**RECORDS PROVIDED**:
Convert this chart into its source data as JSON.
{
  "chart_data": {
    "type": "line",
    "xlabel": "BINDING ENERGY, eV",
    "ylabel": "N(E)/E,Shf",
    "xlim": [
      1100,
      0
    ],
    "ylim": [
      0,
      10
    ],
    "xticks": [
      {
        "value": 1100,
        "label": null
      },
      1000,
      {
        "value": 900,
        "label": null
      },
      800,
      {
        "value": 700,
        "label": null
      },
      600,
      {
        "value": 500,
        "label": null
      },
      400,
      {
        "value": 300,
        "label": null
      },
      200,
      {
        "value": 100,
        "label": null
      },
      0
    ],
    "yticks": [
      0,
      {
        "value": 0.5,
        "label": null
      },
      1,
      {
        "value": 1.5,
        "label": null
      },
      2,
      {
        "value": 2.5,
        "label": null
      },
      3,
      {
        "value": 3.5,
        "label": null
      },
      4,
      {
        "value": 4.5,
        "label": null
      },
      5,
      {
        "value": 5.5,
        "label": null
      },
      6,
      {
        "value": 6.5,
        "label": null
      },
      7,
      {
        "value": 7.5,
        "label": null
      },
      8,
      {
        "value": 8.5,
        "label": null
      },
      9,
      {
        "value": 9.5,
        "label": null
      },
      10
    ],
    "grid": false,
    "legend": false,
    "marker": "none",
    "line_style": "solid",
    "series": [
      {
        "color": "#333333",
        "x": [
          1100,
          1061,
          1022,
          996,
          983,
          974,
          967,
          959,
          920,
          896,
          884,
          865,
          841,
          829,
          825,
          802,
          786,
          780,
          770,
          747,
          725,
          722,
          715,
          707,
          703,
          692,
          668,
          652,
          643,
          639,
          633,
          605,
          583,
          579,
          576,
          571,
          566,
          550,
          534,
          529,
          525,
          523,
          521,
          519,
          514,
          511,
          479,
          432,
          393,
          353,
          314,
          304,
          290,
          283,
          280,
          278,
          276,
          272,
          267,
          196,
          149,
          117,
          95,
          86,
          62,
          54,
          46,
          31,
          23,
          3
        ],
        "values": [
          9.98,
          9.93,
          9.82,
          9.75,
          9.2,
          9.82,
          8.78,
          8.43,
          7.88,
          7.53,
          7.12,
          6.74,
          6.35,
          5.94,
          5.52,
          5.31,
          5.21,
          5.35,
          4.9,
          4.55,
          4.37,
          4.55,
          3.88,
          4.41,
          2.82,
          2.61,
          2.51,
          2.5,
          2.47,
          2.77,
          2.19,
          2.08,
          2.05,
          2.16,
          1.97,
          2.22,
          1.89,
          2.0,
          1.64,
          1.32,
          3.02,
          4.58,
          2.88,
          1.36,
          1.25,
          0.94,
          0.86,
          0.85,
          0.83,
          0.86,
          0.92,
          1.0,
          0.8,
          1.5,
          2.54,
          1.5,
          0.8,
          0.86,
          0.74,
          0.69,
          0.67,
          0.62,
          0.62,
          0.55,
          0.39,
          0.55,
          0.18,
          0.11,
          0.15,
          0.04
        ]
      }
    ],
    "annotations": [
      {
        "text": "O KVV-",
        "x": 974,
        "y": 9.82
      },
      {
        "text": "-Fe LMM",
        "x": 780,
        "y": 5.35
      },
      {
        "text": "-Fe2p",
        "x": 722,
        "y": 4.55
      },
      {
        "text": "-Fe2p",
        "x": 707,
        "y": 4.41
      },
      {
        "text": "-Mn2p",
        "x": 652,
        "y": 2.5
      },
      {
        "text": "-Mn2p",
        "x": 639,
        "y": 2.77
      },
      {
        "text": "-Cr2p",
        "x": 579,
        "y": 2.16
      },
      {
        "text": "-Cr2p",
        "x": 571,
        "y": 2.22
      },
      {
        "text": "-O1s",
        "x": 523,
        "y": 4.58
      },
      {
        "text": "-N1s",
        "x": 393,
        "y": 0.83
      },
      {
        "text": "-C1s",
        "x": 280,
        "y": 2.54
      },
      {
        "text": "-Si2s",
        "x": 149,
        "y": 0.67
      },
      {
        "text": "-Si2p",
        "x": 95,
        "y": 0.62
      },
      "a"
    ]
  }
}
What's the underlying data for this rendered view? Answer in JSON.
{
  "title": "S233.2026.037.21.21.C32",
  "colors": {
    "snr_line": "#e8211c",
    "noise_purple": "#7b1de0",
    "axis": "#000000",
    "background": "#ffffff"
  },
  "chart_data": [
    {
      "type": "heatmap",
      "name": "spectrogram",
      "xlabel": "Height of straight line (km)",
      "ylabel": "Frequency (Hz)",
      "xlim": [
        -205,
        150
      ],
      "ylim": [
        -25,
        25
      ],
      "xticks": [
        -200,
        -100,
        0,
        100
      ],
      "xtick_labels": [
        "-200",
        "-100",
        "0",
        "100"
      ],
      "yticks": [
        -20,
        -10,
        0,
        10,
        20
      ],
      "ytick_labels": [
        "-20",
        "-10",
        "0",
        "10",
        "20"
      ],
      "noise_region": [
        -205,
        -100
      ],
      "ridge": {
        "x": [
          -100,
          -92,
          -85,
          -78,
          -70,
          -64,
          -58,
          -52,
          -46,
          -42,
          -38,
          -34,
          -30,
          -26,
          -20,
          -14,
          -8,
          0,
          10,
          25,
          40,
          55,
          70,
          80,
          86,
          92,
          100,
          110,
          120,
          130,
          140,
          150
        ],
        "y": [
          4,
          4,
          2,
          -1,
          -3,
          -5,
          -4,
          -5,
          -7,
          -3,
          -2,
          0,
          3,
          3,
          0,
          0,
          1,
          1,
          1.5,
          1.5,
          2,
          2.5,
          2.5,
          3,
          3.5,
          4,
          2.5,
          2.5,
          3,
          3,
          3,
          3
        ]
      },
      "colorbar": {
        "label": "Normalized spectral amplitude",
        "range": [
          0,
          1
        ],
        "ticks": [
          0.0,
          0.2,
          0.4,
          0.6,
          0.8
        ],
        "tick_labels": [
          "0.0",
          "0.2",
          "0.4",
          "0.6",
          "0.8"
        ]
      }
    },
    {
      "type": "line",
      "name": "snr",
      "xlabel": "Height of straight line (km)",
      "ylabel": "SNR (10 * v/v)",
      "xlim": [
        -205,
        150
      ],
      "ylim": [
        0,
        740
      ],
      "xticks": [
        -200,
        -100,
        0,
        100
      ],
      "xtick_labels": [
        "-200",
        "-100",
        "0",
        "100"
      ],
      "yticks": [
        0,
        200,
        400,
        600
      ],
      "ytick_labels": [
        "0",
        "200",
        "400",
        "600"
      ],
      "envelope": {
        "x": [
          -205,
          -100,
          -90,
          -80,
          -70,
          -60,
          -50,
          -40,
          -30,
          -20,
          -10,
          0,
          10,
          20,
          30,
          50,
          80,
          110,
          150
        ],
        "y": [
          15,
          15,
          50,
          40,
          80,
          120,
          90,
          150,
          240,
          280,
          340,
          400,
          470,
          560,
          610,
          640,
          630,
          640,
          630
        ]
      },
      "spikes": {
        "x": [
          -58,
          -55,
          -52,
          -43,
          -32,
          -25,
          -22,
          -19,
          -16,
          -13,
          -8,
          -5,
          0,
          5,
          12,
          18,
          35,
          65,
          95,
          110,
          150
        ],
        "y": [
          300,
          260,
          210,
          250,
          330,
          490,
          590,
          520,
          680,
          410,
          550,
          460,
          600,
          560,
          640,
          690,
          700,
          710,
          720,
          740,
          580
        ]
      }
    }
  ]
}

**PROBLEM REQUIREMENTS**: Reproduce each record exactly as it appears.

**FINAL ANSWER**:
Convert this chart into its source data as JSON.
{
  "chart_data": {
    "type": "line",
    "xlabel": "BINDING ENERGY, eV",
    "ylabel": "N(E)/E,Shf",
    "xlim": [
      1100,
      0
    ],
    "ylim": [
      0,
      10
    ],
    "xticks": [
      {
        "value": 1100,
        "label": null
      },
      1000,
      {
        "value": 900,
        "label": null
      },
      800,
      {
        "value": 700,
        "label": null
      },
      600,
      {
        "value": 500,
        "label": null
      },
      400,
      {
        "value": 300,
        "label": null
      },
      200,
      {
        "value": 100,
        "label": null
      },
      0
    ],
    "yticks": [
      0,
      {
        "value": 0.5,
        "label": null
      },
      1,
      {
        "value": 1.5,
        "label": null
      },
      2,
      {
        "value": 2.5,
        "label": null
      },
      3,
      {
        "value": 3.5,
        "label": null
      },
      4,
      {
        "value": 4.5,
        "label": null
      },
      5,
      {
        "value": 5.5,
        "label": null
      },
      6,
      {
        "value": 6.5,
        "label": null
      },
      7,
      {
        "value": 7.5,
        "label": null
      },
      8,
      {
        "value": 8.5,
        "label": null
      },
      9,
      {
        "value": 9.5,
        "label": null
      },
      10
    ],
    "grid": false,
    "legend": false,
    "marker": "none",
    "line_style": "solid",
    "series": [
      {
        "color": "#333333",
        "x": [
          1100,
          1061,
          1022,
          996,
          983,
          974,
          967,
          959,
          920,
          896,
          884,
          865,
          841,
          829,
          825,
          802,
          786,
          780,
          770,
          747,
          725,
          722,
          715,
          707,
          703,
          692,
          668,
          652,
          643,
          639,
          633,
          605,
          583,
          579,
          576,
          571,
          566,
          550,
          534,
          529,
          525,
          523,
          521,
          519,
          514,
          511,
          479,
          432,
          393,
          353,
          314,
          304,
          290,
          283,
          280,
          278,
          276,
          272,
          267,
          196,
          149,
          117,
          95,
          86,
          62,
          54,
          46,
          31,
          23,
          3
        ],
        "values": [
          9.98,
          9.93,
          9.82,
          9.75,
          9.2,
          9.82,
          8.78,
          8.43,
          7.88,
          7.53,
          7.12,
          6.74,
          6.35,
          5.94,
          5.52,
          5.31,
          5.21,
          5.35,
          4.9,
          4.55,
          4.37,
          4.55,
          3.88,
          4.41,
          2.82,
          2.61,
          2.51,
          2.5,
          2.47,
          2.77,
          2.19,
          2.08,
          2.05,
          2.16,
          1.97,
          2.22,
          1.89,
          2.0,
          1.64,
          1.32,
          3.02,
          4.58,
          2.88,
          1.36,
          1.25,
          0.94,
          0.86,
          0.85,
          0.83,
          0.86,
          0.92,
          1.0,
          0.8,
          1.5,
          2.54,
          1.5,
          0.8,
          0.86,
          0.74,
          0.69,
          0.67,
          0.62,
          0.62,
          0.55,
          0.39,
          0.55,
          0.18,
          0.11,
          0.15,
          0.04
        ]
      }
    ],
    "annotations": [
      {
        "text": "O KVV-",
        "x": 974,
        "y": 9.82
      },
      {
        "text": "-Fe LMM",
        "x": 780,
        "y": 5.35
      },
      {
        "text": "-Fe2p",
        "x": 722,
        "y": 4.55
      },
      {
        "text": "-Fe2p",
        "x": 707,
        "y": 4.41
      },
      {
        "text": "-Mn2p",
        "x": 652,
        "y": 2.5
      },
      {
        "text": "-Mn2p",
        "x": 639,
        "y": 2.77
      },
      {
        "text": "-Cr2p",
        "x": 579,
        "y": 2.16
      },
      {
        "text": "-Cr2p",
        "x": 571,
        "y": 2.22
      },
      {
        "text": "-O1s",
        "x": 523,
        "y": 4.58
      },
      {
        "text": "-N1s",
        "x": 393,
        "y": 0.83
      },
      {
        "text": "-C1s",
        "x": 280,
        "y": 2.54
      },
      {
        "text": "-Si2s",
        "x": 149,
        "y": 0.67
      },
      {
        "text": "-Si2p",
        "x": 95,
        "y": 0.62
      },
      "a"
    ]
  }
}
What's the underlying data for this rendered view? Answer in JSON.
{
  "title": "S233.2026.037.21.21.C32",
  "colors": {
    "snr_line": "#e8211c",
    "noise_purple": "#7b1de0",
    "axis": "#000000",
    "background": "#ffffff"
  },
  "chart_data": [
    {
      "type": "heatmap",
      "name": "spectrogram",
      "xlabel": "Height of straight line (km)",
      "ylabel": "Frequency (Hz)",
      "xlim": [
        -205,
        150
      ],
      "ylim": [
        -25,
        25
      ],
      "xticks": [
        -200,
        -100,
        0,
        100
      ],
      "xtick_labels": [
        "-200",
        "-100",
        "0",
        "100"
      ],
      "yticks": [
        -20,
        -10,
        0,
        10,
        20
      ],
      "ytick_labels": [
        "-20",
        "-10",
        "0",
        "10",
        "20"
      ],
      "noise_region": [
        -205,
        -100
      ],
      "ridge": {
        "x": [
          -100,
          -92,
          -85,
          -78,
          -70,
          -64,
          -58,
          -52,
          -46,
          -42,
          -38,
          -34,
          -30,
          -26,
          -20,
          -14,
          -8,
          0,
          10,
          25,
          40,
          55,
          70,
          80,
          86,
          92,
          100,
          110,
          120,
          130,
          140,
          150
        ],
        "y": [
          4,
          4,
          2,
          -1,
          -3,
          -5,
          -4,
          -5,
          -7,
          -3,
          -2,
          0,
          3,
          3,
          0,
          0,
          1,
          1,
          1.5,
          1.5,
          2,
          2.5,
          2.5,
          3,
          3.5,
          4,
          2.5,
          2.5,
          3,
          3,
          3,
          3
        ]
      },
      "colorbar": {
        "label": "Normalized spectral amplitude",
        "range": [
          0,
          1
        ],
        "ticks": [
          0.0,
          0.2,
          0.4,
          0.6,
          0.8
        ],
        "tick_labels": [
          "0.0",
          "0.2",
          "0.4",
          "0.6",
          "0.8"
        ]
      }
    },
    {
      "type": "line",
      "name": "snr",
      "xlabel": "Height of straight line (km)",
      "ylabel": "SNR (10 * v/v)",
      "xlim": [
        -205,
        150
      ],
      "ylim": [
        0,
        740
      ],
      "xticks": [
        -200,
        -100,
        0,
        100
      ],
      "xtick_labels": [
        "-200",
        "-100",
        "0",
        "100"
      ],
      "yticks": [
        0,
        200,
        400,
        600
      ],
      "ytick_labels": [
        "0",
        "200",
        "400",
        "600"
      ],
      "envelope": {
        "x": [
          -205,
          -100,
          -90,
          -80,
          -70,
          -60,
          -50,
          -40,
          -30,
          -20,
          -10,
          0,
          10,
          20,
          30,
          50,
          80,
          110,
          150
        ],
        "y": [
          15,
          15,
          50,
          40,
          80,
          120,
          90,
          150,
          240,
          280,
          340,
          400,
          470,
          560,
          610,
          640,
          630,
          640,
          630
        ]
      },
      "spikes": {
        "x": [
          -58,
          -55,
          -52,
          -43,
          -32,
          -25,
          -22,
          -19,
          -16,
          -13,
          -8,
          -5,
          0,
          5,
          12,
          18,
          35,
          65,
          95,
          110,
          150
        ],
        "y": [
          300,
          260,
          210,
          250,
          330,
          490,
          590,
          520,
          680,
          410,
          550,
          460,
          600,
          560,
          640,
          690,
          700,
          710,
          720,
          740,
          580
        ]
      }
    }
  ]
}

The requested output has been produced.